-------- Provided records --------

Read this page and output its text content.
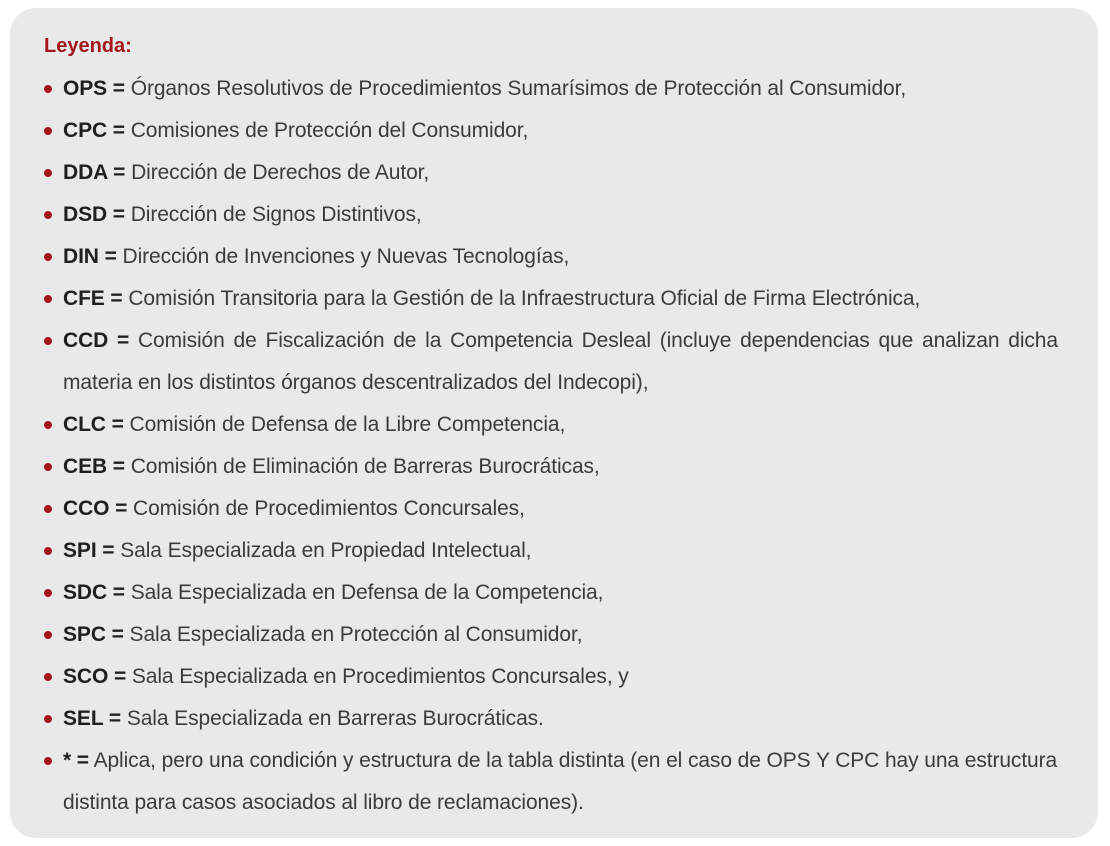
Leyenda:
OPS = Órganos Resolutivos de Procedimientos Sumarísimos de Protección al Consumidor,
CPC = Comisiones de Protección del Consumidor,
DDA = Dirección de Derechos de Autor,
DSD = Dirección de Signos Distintivos,
DIN = Dirección de Invenciones y Nuevas Tecnologías,
CFE = Comisión Transitoria para la Gestión de la Infraestructura Oficial de Firma Electrónica,
CCD = Comisión de Fiscalización de la Competencia Desleal (incluye dependencias que analizan dicha materia en los distintos órganos descentralizados del Indecopi),
CLC = Comisión de Defensa de la Libre Competencia,
CEB = Comisión de Eliminación de Barreras Burocráticas,
CCO = Comisión de Procedimientos Concursales,
SPI = Sala Especializada en Propiedad Intelectual,
SDC = Sala Especializada en Defensa de la Competencia,
SPC = Sala Especializada en Protección al Consumidor,
SCO = Sala Especializada en Procedimientos Concursales, y
SEL = Sala Especializada en Barreras Burocráticas.
* = Aplica, pero una condición y estructura de la tabla distinta (en el caso de OPS Y CPC hay una estructura distinta para casos asociados al libro de reclamaciones).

--------

* The exercise: Omit the pictures and restate the rest of the records verbatim.

* Worked answer:
Read this page and output its text content.
Leyenda:
OPS = Órganos Resolutivos de Procedimientos Sumarísimos de Protección al Consumidor,
CPC = Comisiones de Protección del Consumidor,
DDA = Dirección de Derechos de Autor,
DSD = Dirección de Signos Distintivos,
DIN = Dirección de Invenciones y Nuevas Tecnologías,
CFE = Comisión Transitoria para la Gestión de la Infraestructura Oficial de Firma Electrónica,
CCD = Comisión de Fiscalización de la Competencia Desleal (incluye dependencias que analizan dicha materia en los distintos órganos descentralizados del Indecopi),
CLC = Comisión de Defensa de la Libre Competencia,
CEB = Comisión de Eliminación de Barreras Burocráticas,
CCO = Comisión de Procedimientos Concursales,
SPI = Sala Especializada en Propiedad Intelectual,
SDC = Sala Especializada en Defensa de la Competencia,
SPC = Sala Especializada en Protección al Consumidor,
SCO = Sala Especializada en Procedimientos Concursales, y
SEL = Sala Especializada en Barreras Burocráticas.
* = Aplica, pero una condición y estructura de la tabla distinta (en el caso de OPS Y CPC hay una estructura distinta para casos asociados al libro de reclamaciones).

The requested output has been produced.